> PROBLEM TO SOLVE:
Scan each line of the records for the word "Give" and extract the ones that have it.

> RECORDS FOR THIS EXERCISE:
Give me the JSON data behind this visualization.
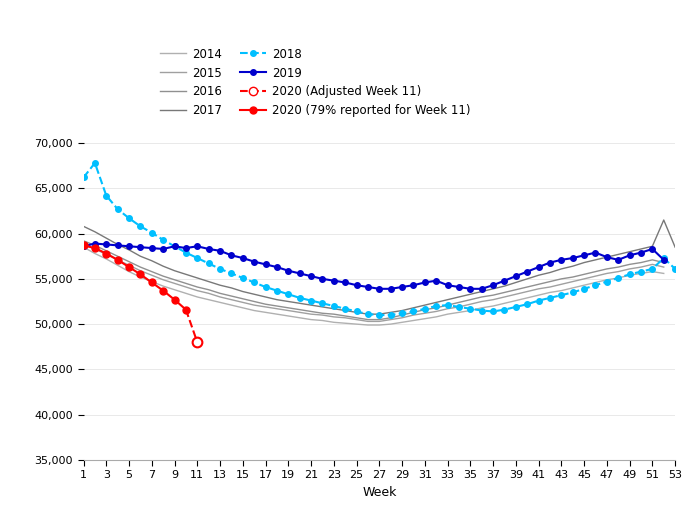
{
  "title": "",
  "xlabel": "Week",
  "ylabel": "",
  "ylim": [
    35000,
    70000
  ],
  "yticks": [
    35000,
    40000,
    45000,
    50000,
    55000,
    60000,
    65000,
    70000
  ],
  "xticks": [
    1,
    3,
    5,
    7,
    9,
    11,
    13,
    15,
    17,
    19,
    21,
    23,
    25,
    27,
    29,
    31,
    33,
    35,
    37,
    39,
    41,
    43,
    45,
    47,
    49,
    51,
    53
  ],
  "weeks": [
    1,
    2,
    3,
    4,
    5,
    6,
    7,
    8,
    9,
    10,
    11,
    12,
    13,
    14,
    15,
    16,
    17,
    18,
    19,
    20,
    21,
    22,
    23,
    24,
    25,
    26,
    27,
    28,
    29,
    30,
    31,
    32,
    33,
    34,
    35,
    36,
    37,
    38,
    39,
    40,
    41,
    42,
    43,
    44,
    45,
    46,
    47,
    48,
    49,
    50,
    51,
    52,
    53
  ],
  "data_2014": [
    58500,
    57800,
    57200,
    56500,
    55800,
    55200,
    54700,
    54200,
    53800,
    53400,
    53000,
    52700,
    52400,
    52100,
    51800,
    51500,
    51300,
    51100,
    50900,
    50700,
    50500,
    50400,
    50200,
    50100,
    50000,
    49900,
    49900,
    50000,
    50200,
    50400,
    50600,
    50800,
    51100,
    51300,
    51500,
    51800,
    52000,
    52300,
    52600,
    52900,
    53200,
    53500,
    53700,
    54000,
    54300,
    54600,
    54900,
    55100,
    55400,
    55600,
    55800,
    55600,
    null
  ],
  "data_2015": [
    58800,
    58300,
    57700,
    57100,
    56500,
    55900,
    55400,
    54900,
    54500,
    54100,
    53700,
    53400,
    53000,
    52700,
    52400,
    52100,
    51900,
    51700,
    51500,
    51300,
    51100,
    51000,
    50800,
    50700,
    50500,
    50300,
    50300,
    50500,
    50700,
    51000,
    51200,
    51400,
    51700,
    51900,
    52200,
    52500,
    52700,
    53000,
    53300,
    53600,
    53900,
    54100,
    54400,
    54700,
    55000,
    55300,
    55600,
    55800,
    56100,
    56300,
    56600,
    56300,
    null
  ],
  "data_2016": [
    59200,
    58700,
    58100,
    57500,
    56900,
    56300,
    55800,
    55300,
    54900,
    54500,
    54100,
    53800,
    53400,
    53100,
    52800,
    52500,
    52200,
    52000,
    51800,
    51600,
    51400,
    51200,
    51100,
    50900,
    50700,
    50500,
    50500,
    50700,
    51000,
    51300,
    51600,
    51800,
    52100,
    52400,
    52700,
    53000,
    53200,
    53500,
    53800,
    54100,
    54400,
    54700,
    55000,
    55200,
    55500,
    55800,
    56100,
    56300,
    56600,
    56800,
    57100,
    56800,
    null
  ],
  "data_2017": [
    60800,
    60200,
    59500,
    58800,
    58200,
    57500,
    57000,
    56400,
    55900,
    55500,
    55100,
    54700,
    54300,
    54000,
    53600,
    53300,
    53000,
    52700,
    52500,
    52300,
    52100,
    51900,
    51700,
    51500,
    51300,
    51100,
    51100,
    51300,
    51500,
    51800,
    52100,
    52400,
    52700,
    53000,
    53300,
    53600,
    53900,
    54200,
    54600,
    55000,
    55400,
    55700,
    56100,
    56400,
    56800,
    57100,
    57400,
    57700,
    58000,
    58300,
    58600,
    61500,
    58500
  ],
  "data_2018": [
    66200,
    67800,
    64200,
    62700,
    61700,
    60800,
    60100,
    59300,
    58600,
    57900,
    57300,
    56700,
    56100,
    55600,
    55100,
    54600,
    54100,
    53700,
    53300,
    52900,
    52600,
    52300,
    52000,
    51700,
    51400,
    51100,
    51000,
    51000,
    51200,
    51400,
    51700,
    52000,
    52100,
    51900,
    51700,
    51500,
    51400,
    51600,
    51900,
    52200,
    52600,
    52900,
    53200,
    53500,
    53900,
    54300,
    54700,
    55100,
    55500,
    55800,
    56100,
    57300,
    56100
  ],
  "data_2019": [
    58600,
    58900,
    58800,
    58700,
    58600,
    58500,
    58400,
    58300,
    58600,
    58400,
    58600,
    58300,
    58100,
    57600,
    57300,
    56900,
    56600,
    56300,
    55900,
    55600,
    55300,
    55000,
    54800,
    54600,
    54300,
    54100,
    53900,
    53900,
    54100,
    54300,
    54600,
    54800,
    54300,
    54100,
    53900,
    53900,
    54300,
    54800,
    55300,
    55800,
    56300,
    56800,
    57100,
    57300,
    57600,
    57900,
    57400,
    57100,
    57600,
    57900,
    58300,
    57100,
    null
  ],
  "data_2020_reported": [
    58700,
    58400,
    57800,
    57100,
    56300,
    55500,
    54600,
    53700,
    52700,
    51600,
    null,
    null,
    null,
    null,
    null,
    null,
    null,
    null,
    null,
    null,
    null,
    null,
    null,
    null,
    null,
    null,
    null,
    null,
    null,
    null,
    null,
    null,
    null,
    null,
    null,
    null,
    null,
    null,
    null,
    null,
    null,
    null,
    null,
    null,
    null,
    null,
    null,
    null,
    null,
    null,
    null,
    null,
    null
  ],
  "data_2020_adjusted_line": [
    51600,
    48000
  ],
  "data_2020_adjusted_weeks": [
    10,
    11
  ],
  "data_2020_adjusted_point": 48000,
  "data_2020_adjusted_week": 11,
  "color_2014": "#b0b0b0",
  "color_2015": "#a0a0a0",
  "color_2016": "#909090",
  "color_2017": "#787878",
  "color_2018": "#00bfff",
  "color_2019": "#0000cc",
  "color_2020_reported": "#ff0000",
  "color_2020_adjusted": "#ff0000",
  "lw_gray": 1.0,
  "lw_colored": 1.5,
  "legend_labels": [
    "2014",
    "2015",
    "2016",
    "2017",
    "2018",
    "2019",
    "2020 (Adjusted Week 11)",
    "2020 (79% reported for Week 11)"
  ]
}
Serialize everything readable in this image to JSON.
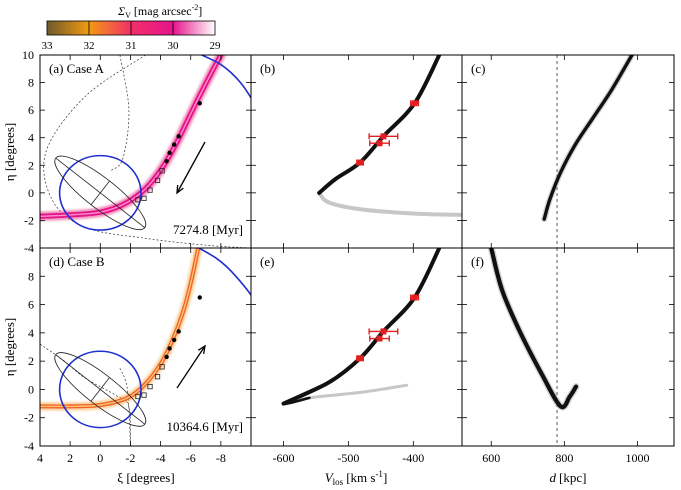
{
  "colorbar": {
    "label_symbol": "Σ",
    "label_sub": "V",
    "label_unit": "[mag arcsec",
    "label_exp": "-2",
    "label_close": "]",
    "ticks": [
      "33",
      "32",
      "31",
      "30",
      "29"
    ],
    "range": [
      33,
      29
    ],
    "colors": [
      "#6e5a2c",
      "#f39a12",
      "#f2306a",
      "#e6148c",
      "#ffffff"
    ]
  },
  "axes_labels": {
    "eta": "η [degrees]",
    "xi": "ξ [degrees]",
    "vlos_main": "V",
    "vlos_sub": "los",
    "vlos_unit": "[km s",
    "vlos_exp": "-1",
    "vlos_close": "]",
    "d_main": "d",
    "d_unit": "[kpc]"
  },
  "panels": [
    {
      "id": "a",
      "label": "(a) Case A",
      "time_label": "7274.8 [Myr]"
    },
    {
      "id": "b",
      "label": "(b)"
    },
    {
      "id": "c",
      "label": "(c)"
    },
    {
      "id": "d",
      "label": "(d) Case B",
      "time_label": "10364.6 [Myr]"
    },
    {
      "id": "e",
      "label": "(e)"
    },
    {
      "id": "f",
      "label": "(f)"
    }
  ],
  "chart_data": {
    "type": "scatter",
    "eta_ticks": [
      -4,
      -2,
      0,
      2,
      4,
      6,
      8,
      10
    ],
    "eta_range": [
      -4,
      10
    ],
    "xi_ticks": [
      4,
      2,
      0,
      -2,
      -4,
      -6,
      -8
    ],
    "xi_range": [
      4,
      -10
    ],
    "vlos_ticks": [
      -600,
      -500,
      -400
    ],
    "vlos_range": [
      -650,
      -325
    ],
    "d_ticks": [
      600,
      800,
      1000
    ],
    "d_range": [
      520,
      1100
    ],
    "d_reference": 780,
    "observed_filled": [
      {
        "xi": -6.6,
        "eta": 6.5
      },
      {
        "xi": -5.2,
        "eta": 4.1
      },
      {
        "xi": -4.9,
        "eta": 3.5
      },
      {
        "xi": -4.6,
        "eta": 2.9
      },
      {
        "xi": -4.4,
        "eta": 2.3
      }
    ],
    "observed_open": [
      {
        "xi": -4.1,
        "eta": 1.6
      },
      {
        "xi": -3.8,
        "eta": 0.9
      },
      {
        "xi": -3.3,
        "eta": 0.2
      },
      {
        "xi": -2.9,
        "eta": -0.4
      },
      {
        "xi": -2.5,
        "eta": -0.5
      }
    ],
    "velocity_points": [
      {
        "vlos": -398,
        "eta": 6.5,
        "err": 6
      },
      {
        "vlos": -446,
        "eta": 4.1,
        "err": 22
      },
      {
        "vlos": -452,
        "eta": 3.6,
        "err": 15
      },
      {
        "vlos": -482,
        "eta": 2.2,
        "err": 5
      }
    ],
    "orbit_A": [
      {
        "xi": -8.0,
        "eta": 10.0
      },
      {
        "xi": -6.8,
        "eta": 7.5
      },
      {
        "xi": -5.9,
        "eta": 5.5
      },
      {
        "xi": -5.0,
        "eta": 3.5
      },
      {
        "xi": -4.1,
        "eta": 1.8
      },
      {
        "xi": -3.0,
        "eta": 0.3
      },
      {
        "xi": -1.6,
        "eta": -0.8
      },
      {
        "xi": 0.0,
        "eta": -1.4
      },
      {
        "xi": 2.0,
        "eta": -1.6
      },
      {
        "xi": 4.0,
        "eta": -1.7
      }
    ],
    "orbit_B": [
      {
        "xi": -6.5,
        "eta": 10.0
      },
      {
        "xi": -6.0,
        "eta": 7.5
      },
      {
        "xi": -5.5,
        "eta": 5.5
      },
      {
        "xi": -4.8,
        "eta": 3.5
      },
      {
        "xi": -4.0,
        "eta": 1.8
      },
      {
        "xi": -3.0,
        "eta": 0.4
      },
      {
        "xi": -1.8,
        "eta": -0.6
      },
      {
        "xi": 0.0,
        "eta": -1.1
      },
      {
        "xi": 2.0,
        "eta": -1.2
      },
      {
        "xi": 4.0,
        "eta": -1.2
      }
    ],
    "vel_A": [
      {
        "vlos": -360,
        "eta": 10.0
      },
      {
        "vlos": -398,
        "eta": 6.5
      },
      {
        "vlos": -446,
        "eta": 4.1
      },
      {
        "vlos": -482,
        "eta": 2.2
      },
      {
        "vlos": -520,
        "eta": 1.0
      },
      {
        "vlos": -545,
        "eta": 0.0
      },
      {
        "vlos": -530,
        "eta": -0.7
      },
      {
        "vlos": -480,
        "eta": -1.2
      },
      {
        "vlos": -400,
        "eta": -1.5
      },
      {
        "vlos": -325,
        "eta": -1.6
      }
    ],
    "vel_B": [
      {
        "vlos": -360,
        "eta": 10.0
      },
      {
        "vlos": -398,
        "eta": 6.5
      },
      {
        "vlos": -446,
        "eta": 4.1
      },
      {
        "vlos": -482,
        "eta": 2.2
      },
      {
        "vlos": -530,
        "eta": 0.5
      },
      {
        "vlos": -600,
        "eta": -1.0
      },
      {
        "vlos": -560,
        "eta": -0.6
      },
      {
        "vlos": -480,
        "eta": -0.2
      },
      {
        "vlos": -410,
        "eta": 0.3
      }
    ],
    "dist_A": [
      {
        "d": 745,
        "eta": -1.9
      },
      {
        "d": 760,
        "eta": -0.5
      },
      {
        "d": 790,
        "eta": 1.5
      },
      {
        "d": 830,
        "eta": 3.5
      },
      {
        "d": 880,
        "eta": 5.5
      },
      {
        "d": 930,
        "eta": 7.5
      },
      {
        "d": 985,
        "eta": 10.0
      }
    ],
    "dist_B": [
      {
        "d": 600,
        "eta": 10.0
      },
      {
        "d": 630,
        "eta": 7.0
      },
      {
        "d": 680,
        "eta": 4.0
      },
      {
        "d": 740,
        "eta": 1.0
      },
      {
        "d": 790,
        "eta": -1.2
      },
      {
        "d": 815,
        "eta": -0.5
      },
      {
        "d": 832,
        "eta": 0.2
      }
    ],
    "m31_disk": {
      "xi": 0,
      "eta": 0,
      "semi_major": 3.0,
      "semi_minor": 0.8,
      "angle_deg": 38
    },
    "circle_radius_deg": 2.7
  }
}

* * *

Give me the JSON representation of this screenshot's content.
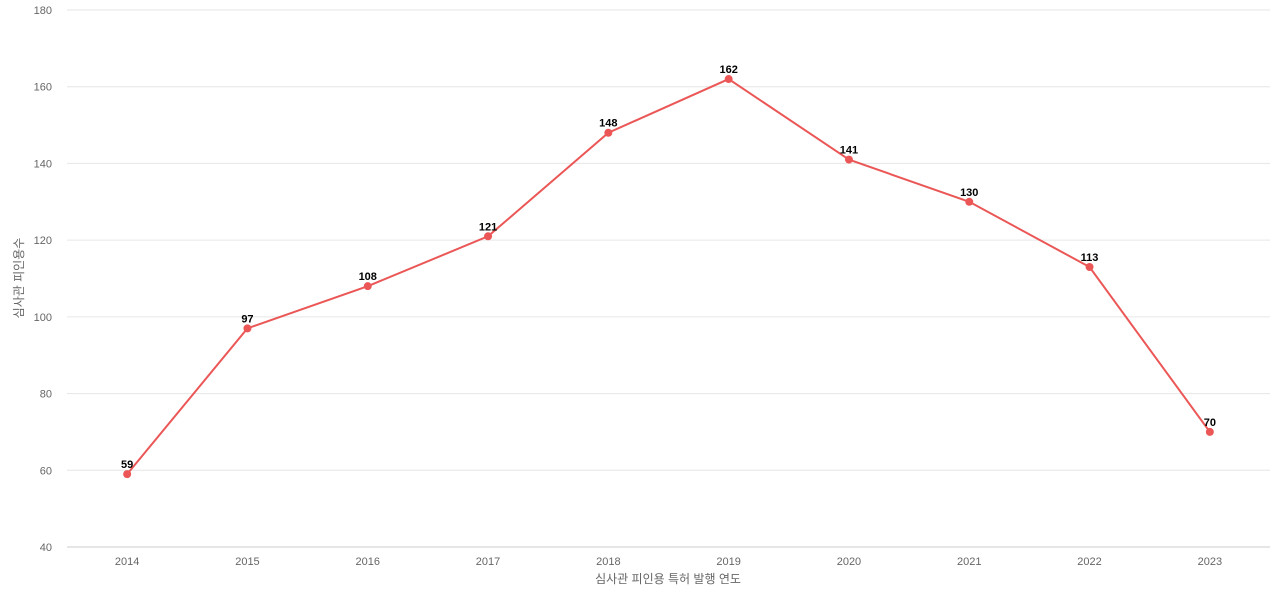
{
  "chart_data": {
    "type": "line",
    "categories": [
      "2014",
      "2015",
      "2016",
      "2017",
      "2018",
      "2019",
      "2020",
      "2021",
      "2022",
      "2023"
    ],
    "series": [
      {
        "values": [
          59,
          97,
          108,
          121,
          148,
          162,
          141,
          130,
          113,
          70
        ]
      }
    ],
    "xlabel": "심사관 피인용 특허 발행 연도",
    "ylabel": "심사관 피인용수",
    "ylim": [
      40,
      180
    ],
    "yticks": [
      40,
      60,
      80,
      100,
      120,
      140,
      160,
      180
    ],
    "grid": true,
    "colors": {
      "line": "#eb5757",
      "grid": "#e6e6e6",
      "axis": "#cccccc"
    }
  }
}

==

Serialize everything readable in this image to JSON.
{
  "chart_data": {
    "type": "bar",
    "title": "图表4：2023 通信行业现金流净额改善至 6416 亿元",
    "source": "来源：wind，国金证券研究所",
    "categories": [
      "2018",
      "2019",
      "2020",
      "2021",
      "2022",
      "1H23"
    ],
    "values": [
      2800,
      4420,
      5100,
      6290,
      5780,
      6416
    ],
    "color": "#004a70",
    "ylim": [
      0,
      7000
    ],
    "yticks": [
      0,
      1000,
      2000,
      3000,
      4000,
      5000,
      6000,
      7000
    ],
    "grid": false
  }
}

> TASK ANSWER:
Give me the JSON data behind this visualization.
Give me the JSON representation of this screenshot's content.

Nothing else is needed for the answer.